- [Working data]:
--------------------

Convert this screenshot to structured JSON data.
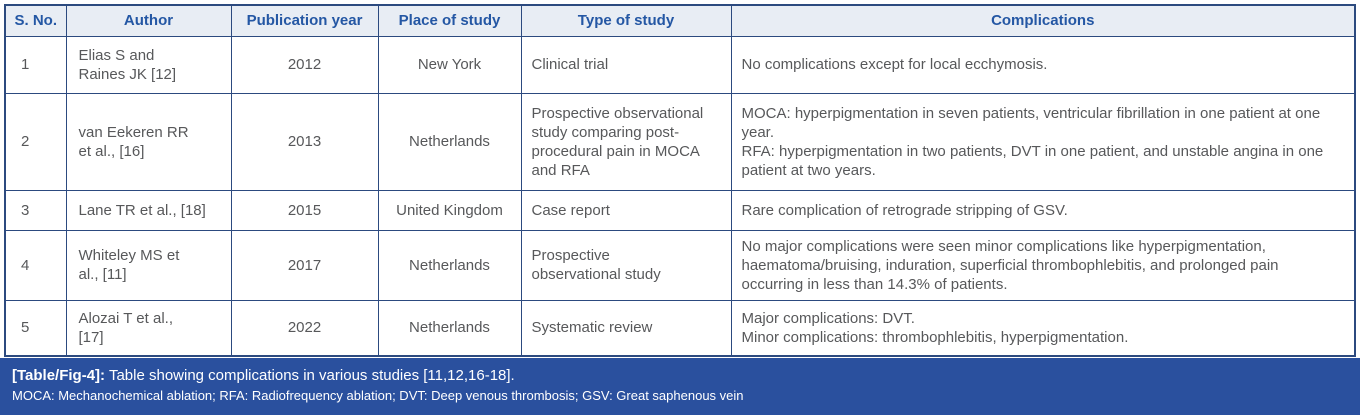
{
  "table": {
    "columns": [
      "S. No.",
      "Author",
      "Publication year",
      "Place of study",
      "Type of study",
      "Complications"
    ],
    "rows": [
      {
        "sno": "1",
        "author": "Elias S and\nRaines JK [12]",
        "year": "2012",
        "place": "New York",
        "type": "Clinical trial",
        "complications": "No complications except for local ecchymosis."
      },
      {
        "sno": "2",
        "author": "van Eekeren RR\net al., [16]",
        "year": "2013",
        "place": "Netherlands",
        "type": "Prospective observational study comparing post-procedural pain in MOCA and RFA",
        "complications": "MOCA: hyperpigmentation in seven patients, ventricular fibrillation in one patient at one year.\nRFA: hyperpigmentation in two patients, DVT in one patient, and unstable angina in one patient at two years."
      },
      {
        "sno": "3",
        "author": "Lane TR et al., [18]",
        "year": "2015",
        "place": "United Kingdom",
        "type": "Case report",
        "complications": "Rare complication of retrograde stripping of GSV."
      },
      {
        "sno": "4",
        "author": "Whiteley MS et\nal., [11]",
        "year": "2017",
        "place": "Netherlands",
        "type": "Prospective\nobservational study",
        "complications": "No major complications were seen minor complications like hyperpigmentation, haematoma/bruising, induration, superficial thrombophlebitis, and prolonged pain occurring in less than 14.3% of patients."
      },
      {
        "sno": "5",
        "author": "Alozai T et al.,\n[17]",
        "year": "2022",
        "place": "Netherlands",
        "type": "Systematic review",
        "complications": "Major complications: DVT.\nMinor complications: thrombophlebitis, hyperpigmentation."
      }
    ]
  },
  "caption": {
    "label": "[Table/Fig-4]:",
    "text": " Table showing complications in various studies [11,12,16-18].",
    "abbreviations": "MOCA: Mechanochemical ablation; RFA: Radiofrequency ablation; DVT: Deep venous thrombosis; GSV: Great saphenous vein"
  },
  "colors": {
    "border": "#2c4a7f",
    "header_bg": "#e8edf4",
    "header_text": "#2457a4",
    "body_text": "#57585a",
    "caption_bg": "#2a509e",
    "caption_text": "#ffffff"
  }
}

--------------------

- [Your instructions]: Filter the entries and keep only the lines holding "pain".

- [Answer to this task]:
        "type": "Prospective observational study comparing post-procedural pain in MOCA and RFA",
        "complications": "No major complications were seen minor complications like hyperpigmentation, haematoma/bruising, induration, superficial thrombophlebitis, and prolonged pain occurring in less than 14.3% of patients."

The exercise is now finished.